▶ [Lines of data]
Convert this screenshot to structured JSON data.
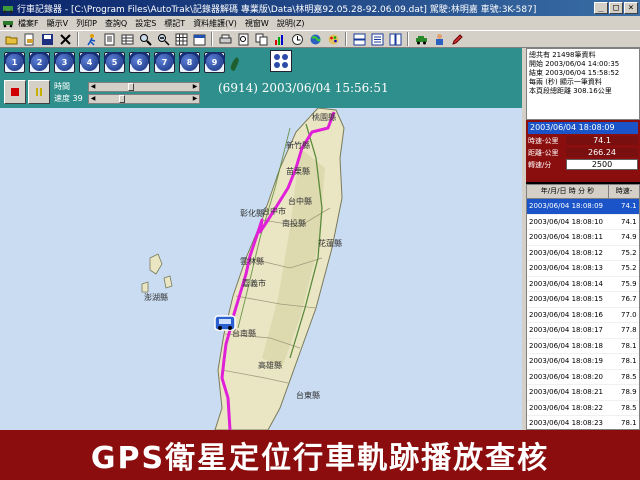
{
  "window": {
    "title": "行車記錄器 - [C:\\Program Files\\AutoTrak\\記錄器解碼 專業版\\Data\\林明嘉92.05.28-92.06.09.dat]  駕駛:林明嘉  車號:3K-587]",
    "buttons": [
      "_",
      "□",
      "×"
    ]
  },
  "menu": {
    "items": [
      "檔案F",
      "顯示V",
      "列印P",
      "查詢Q",
      "設定S",
      "標記T",
      "資料維護(V)",
      "視窗W",
      "說明(Z)"
    ]
  },
  "numbered_buttons": [
    "1",
    "2",
    "3",
    "4",
    "5",
    "6",
    "7",
    "8",
    "9"
  ],
  "playback": {
    "time_label": "時間",
    "speed_label": "速度 39",
    "time_slider_position": 0.35,
    "speed_slider_position": 0.25,
    "status": "(6914) 2003/06/04 15:56:51"
  },
  "info": {
    "lines": [
      "總共有 21498筆資料",
      "開始 2003/06/04 14:00:35",
      "結束 2003/06/04 15:58:52",
      "每兩 (秒) 顯示一筆資料",
      "本頁段總距離     308.16公里"
    ]
  },
  "stats": {
    "date": "2003/06/04 18:08:09",
    "speed_label": "時速-公里",
    "speed_value": "74.1",
    "distance_label": "距離-公里",
    "distance_value": "266.24",
    "rpm_label": "轉速/分",
    "rpm_value": "2500"
  },
  "log": {
    "col1": "年/月/日 時 分 秒",
    "col2": "時速-",
    "rows": [
      {
        "time": "2003/06/04 18:08:09",
        "speed": "74.1"
      },
      {
        "time": "2003/06/04 18:08:10",
        "speed": "74.1"
      },
      {
        "time": "2003/06/04 18:08:11",
        "speed": "74.9"
      },
      {
        "time": "2003/06/04 18:08:12",
        "speed": "75.2"
      },
      {
        "time": "2003/06/04 18:08:13",
        "speed": "75.2"
      },
      {
        "time": "2003/06/04 18:08:14",
        "speed": "75.9"
      },
      {
        "time": "2003/06/04 18:08:15",
        "speed": "76.7"
      },
      {
        "time": "2003/06/04 18:08:16",
        "speed": "77.0"
      },
      {
        "time": "2003/06/04 18:08:17",
        "speed": "77.8"
      },
      {
        "time": "2003/06/04 18:08:18",
        "speed": "78.1"
      },
      {
        "time": "2003/06/04 18:08:19",
        "speed": "78.1"
      },
      {
        "time": "2003/06/04 18:08:20",
        "speed": "78.5"
      },
      {
        "time": "2003/06/04 18:08:21",
        "speed": "78.9"
      },
      {
        "time": "2003/06/04 18:08:22",
        "speed": "78.5"
      },
      {
        "time": "2003/06/04 18:08:23",
        "speed": "78.1"
      }
    ]
  },
  "map": {
    "labels": [
      "桃園縣",
      "新竹縣",
      "苗栗縣",
      "台中縣",
      "台中市",
      "彰化縣",
      "南投縣",
      "花蓮縣",
      "雲林縣",
      "嘉義市",
      "澎湖縣",
      "台南縣",
      "高雄縣",
      "台東縣"
    ],
    "route_color": "#e020d8"
  },
  "caption": "GPS衛星定位行車軌跡播放查核"
}
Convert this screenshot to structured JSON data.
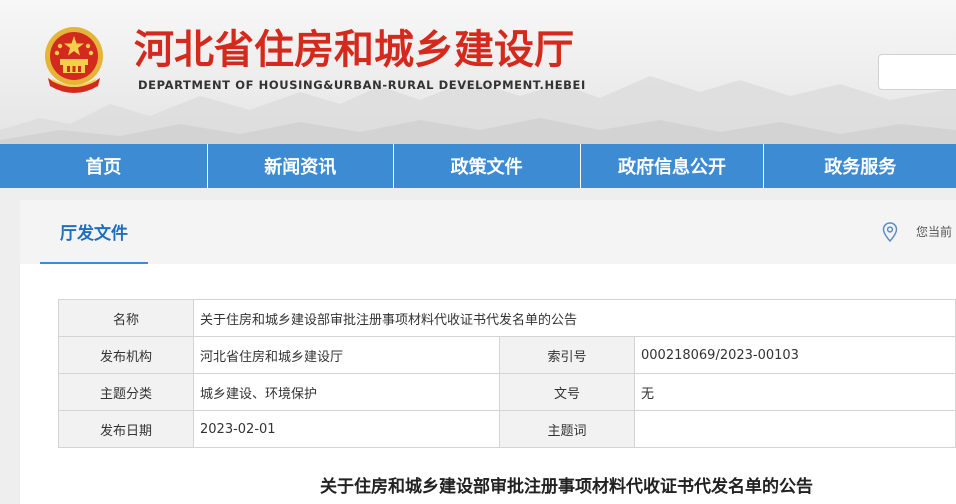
{
  "header": {
    "title": "河北省住房和城乡建设厅",
    "subtitle": "DEPARTMENT OF HOUSING&URBAN-RURAL DEVELOPMENT.HEBEI",
    "search_placeholder": ""
  },
  "nav": {
    "items": [
      {
        "label": "首页"
      },
      {
        "label": "新闻资讯"
      },
      {
        "label": "政策文件"
      },
      {
        "label": "政府信息公开"
      },
      {
        "label": "政务服务"
      }
    ]
  },
  "section": {
    "tab_label": "厅发文件",
    "location_prefix": "您当前"
  },
  "info": {
    "name_label": "名称",
    "name_value": "关于住房和城乡建设部审批注册事项材料代收证书代发名单的公告",
    "publisher_label": "发布机构",
    "publisher_value": "河北省住房和城乡建设厅",
    "index_label": "索引号",
    "index_value": "000218069/2023-00103",
    "category_label": "主题分类",
    "category_value": "城乡建设、环境保护",
    "docno_label": "文号",
    "docno_value": "无",
    "date_label": "发布日期",
    "date_value": "2023-02-01",
    "keyword_label": "主题词",
    "keyword_value": ""
  },
  "document": {
    "title": "关于住房和城乡建设部审批注册事项材料代收证书代发名单的公告"
  },
  "colors": {
    "brand_red": "#d42a1e",
    "nav_blue": "#3d8bd2",
    "tab_blue": "#1f6fbf"
  }
}
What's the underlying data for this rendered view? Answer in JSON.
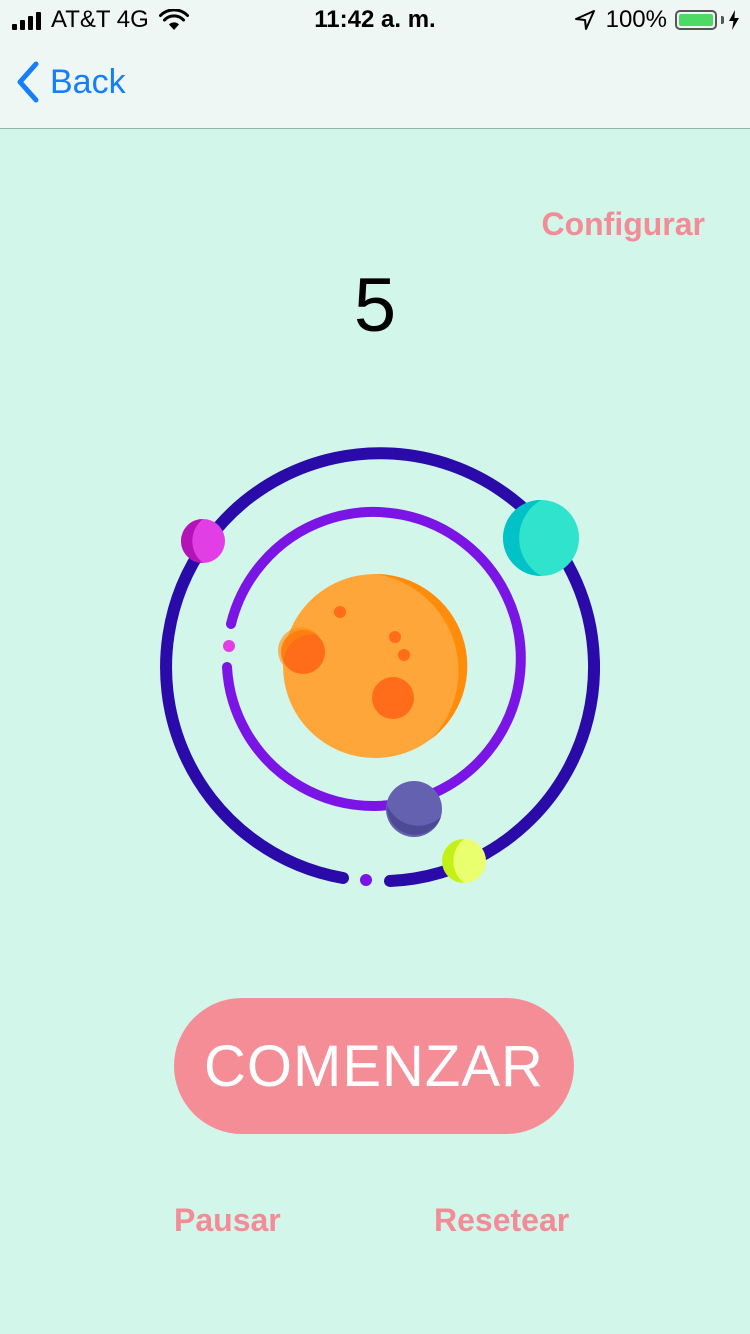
{
  "status_bar": {
    "carrier": "AT&T 4G",
    "time": "11:42 a. m.",
    "battery_percent": "100%",
    "battery_level": 1.0,
    "icons": [
      "signal-icon",
      "wifi-icon",
      "location-icon",
      "battery-icon",
      "charging-bolt-icon"
    ]
  },
  "nav": {
    "back_label": "Back",
    "back_icon": "chevron-left-icon"
  },
  "actions": {
    "configure_label": "Configurar"
  },
  "timer": {
    "count": "5"
  },
  "illustration": {
    "name": "solar-system-illustration",
    "colors": {
      "outer_orbit": "#2a0aa8",
      "inner_orbit": "#7b15e6",
      "sun": "#ffa63a",
      "sun_shade": "#ff8c0a",
      "craters": "#ff6d1b",
      "planet_pink": "#e23ee6",
      "planet_teal": "#2fe3cc",
      "planet_slate": "#6461b0",
      "planet_lime": "#e9ff6e"
    }
  },
  "controls": {
    "start_label": "COMENZAR",
    "pause_label": "Pausar",
    "reset_label": "Resetear"
  },
  "colors": {
    "background": "#d3f6ea",
    "accent": "#f58d97",
    "link_blue": "#147efb"
  }
}
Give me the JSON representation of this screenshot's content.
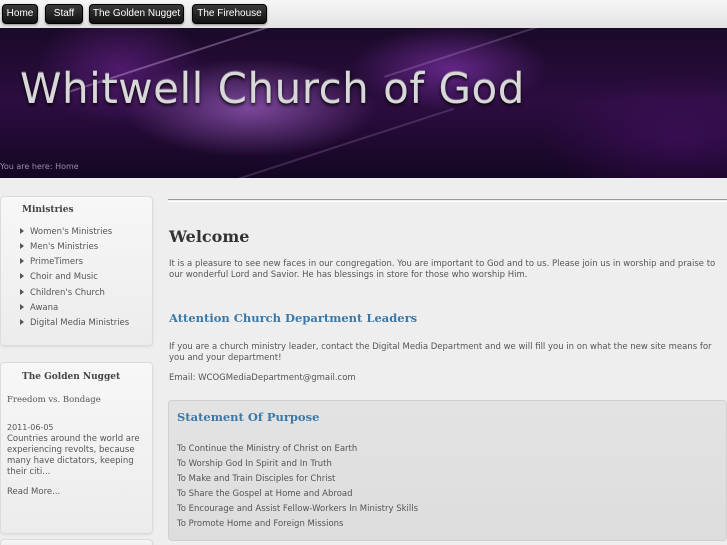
{
  "nav": {
    "items": [
      {
        "label": "Home"
      },
      {
        "label": "Staff"
      },
      {
        "label": "The Golden Nugget"
      },
      {
        "label": "The Firehouse"
      }
    ]
  },
  "banner": {
    "title": "Whitwell Church of God",
    "breadcrumb_prefix": "You are here:",
    "breadcrumb_current": "Home"
  },
  "sidebar": {
    "ministries": {
      "title": "Ministries",
      "items": [
        "Women's Ministries",
        "Men's Ministries",
        "PrimeTimers",
        "Choir and Music",
        "Children's Church",
        "Awana",
        "Digital Media Ministries"
      ]
    },
    "golden_nugget": {
      "title": "The Golden Nugget",
      "article_title": "Freedom vs. Bondage",
      "date": "2011-06-05",
      "excerpt": "Countries around the world are experiencing revolts, because many have dictators, keeping their citi...",
      "read_more": "Read More..."
    }
  },
  "main": {
    "welcome_title": "Welcome",
    "welcome_text": "It is a pleasure to see new faces in our congregation. You are important to God and to us. Please join us in worship and praise to our wonderful Lord and Savior. He has blessings in store for those who worship Him.",
    "attention_title": "Attention Church Department Leaders",
    "attention_text": "If you are a church ministry leader, contact the Digital Media Department and we will fill you in on what the new site means for you and your department!",
    "email_line": "Email: WCOGMediaDepartment@gmail.com",
    "purpose_title": "Statement Of Purpose",
    "purpose_items": [
      "To Continue the Ministry of Christ on Earth",
      "To Worship God In Spirit and In Truth",
      "To Make and Train Disciples for Christ",
      "To Share the Gospel at Home and Abroad",
      "To Encourage and Assist Fellow-Workers In Ministry Skills",
      "To Promote Home and Foreign Missions"
    ]
  },
  "colors": {
    "heading_blue": "#3a78a8",
    "nav_button": "#1a1a1a",
    "banner_purple": "#2c0d40"
  }
}
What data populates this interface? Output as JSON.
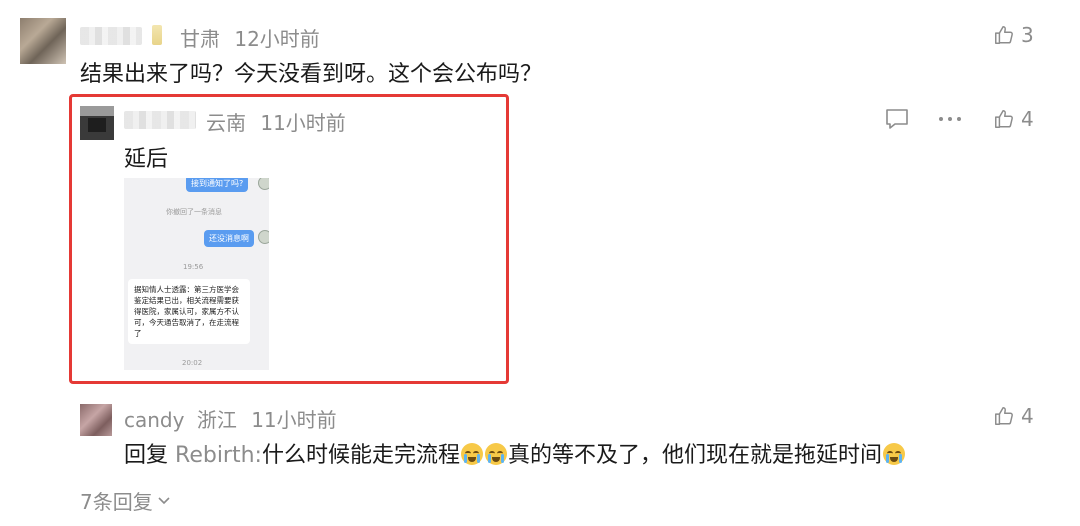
{
  "comments": [
    {
      "location": "甘肃",
      "time": "12小时前",
      "text": "结果出来了吗？今天没看到呀。这个会公布吗？",
      "likes": "3",
      "like_icon": "thumbs-up-icon"
    }
  ],
  "replies": [
    {
      "location": "云南",
      "time": "11小时前",
      "text": "延后",
      "likes": "4",
      "comment_icon": "comment-icon",
      "more_icon": "more-icon",
      "image": {
        "msg_top": "接到通知了吗?",
        "recall_notice": "你撤回了一条消息",
        "msg_mid": "还没消息啊",
        "time1": "19:56",
        "msg_bottom": "据知情人士透露：第三方医学会鉴定结果已出，相关流程需要获得医院，家属认可，家属方不认可，今天通告取消了，在走流程了",
        "time2": "20:02"
      },
      "highlight_color": "#e53935"
    },
    {
      "username": "candy",
      "location": "浙江",
      "time": "11小时前",
      "reply_prefix": "回复",
      "reply_to": "Rebirth",
      "reply_sep": ":",
      "text_part1": "什么时候能走完流程",
      "text_part2": "真的等不及了，他们现在就是拖延时间",
      "emoji_icon": "loudly-crying-face-icon",
      "likes": "4"
    }
  ],
  "more_replies": "7条回复",
  "more_replies_icon": "chevron-down-icon"
}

▶ [OBJECTIVE] Count every line in the preceding entries where the string "chevron" appears, then state only the total.

▶ [TASK RESULT] 2